**Tarea requerida 1**
Indica si cada afirmación concuerda con el texto sobre Alicante que aparece a continuación, respondiendo sí o no y citando literalmente las palabras del texto que lo deciden: (a) la Torre Provincial tenía catorce pisos; (b) el hotel Gran Sol se levantó en 1960; (c) la gente del Pla llamó «la colmena» a la mole de Los Representantes.

**Texto de origen**
────────

Los obreros con empleo estable podían quedarse en el Altozano,
en las sucesivas extensiones de El Pla, o en alguno de los barrios
reformados.Durante los 60 Alicante pasó de tener 120 a 190.000 habitantes y de
34 a 79.000 viviendas, aunque las construidas fueron muchas más que lo que
podría deducirse de restar ambas cantidades puesto que la destrucción del viejo
caserío fue considerable.
A los desmanes constructores se añadió la
verticalidad, con el beneplácito de las autoridades franquistas. En 1960 se
remodeló la rambla Méndez Núñez con edificios altos presididos por la Torre
Provincial de catorce pisos, y al año siguiente fue levantado el horrible hotel
Gran Sol, falo prismático de cien metros de altura, que marcó la pauta para el
Alicante desarrollista. La mole de Los Representantes, a la que la gente del
Pla llamó en seguida “la colmena”, fue la culminación. Alicante se pobló de
rascacielos, hasta el punto de superar a Valencia en número.

────────

**Tarea requerida 2**
Por favor, presenta como tabla Markdown las entradas, desde su inicio hasta la línea que contiene "carrier-series-marker bbox=[354, 238, 359, 244]", ambos extremos incluidos. Usa las columnas Número y Entrada y omite las líneas en blanco.

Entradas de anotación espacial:
────────

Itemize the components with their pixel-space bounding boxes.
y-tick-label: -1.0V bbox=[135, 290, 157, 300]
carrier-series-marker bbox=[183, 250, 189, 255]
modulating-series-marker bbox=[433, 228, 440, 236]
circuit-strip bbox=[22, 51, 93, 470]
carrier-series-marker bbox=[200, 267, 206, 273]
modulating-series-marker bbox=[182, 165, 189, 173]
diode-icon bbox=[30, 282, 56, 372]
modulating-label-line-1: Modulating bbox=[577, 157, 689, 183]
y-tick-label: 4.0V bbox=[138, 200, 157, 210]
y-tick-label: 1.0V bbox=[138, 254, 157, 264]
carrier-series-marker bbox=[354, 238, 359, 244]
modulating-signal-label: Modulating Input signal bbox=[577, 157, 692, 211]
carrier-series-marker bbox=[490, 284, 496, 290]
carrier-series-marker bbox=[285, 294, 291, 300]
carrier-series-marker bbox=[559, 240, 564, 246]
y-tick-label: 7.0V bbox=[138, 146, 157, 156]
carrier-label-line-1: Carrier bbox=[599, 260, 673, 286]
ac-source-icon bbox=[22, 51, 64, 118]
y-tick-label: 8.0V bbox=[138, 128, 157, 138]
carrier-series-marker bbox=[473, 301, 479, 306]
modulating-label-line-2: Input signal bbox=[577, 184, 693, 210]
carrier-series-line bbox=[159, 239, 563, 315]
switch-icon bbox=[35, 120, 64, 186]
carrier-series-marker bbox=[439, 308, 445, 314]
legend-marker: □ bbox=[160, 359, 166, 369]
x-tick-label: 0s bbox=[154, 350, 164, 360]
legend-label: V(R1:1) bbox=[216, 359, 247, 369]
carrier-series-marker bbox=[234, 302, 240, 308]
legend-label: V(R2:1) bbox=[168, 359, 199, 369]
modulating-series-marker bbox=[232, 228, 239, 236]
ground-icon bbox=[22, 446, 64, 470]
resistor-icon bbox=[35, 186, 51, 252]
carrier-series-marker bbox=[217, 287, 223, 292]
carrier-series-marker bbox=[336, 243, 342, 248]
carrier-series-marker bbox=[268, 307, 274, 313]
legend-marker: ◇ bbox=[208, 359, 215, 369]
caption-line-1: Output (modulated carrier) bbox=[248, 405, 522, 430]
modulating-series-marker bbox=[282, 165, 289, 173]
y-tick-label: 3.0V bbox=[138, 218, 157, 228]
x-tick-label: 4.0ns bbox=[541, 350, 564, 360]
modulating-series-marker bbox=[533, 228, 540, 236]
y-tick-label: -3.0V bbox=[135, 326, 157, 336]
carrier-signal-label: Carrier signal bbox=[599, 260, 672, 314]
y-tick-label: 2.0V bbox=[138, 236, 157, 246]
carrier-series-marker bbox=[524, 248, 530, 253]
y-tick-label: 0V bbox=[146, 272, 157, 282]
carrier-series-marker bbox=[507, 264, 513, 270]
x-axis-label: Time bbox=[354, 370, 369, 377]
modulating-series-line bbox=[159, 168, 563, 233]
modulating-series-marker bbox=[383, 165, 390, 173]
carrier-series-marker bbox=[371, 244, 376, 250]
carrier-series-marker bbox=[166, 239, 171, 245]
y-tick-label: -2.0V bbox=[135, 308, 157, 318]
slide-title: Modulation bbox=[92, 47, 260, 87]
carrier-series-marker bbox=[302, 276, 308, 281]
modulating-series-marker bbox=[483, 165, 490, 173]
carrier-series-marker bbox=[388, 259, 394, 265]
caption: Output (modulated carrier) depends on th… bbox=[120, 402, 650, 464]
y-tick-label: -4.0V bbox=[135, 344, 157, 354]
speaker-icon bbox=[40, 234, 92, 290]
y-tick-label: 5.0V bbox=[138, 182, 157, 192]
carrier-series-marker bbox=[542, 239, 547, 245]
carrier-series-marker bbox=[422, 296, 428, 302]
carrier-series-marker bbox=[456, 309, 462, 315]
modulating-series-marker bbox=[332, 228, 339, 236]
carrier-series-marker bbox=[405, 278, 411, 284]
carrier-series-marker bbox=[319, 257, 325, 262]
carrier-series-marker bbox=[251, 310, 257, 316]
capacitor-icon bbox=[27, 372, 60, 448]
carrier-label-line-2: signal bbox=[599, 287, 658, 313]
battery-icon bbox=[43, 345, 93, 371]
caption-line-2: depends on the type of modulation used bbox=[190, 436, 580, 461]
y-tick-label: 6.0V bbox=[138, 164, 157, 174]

────────

**Respuesta correcta 1**
(a) Sí: "presididos por la Torre Provincial de catorce pisos".
(b) No: "En 1960 se remodeló la rambla Méndez Núñez" y "al año siguiente fue levantado el horrible hotel Gran Sol".
(c) Sí: "La mole de Los Representantes, a la que la gente del Pla llamó en seguida “la colmena”".

**Respuesta correcta 2**
| Número | Entrada |
|---|---|
| 1 | Itemize the components with their pixel-space bounding boxes. |
| 2 | y-tick-label: -1.0V bbox=[135, 290, 157, 300] |
| 3 | carrier-series-marker bbox=[183, 250, 189, 255] |
| 4 | modulating-series-marker bbox=[433, 228, 440, 236] |
| 5 | circuit-strip bbox=[22, 51, 93, 470] |
| 6 | carrier-series-marker bbox=[200, 267, 206, 273] |
| 7 | modulating-series-marker bbox=[182, 165, 189, 173] |
| 8 | diode-icon bbox=[30, 282, 56, 372] |
| 9 | modulating-label-line-1: Modulating bbox=[577, 157, 689, 183] |
| 10 | y-tick-label: 4.0V bbox=[138, 200, 157, 210] |
| 11 | y-tick-label: 1.0V bbox=[138, 254, 157, 264] |
| 12 | carrier-series-marker bbox=[354, 238, 359, 244] |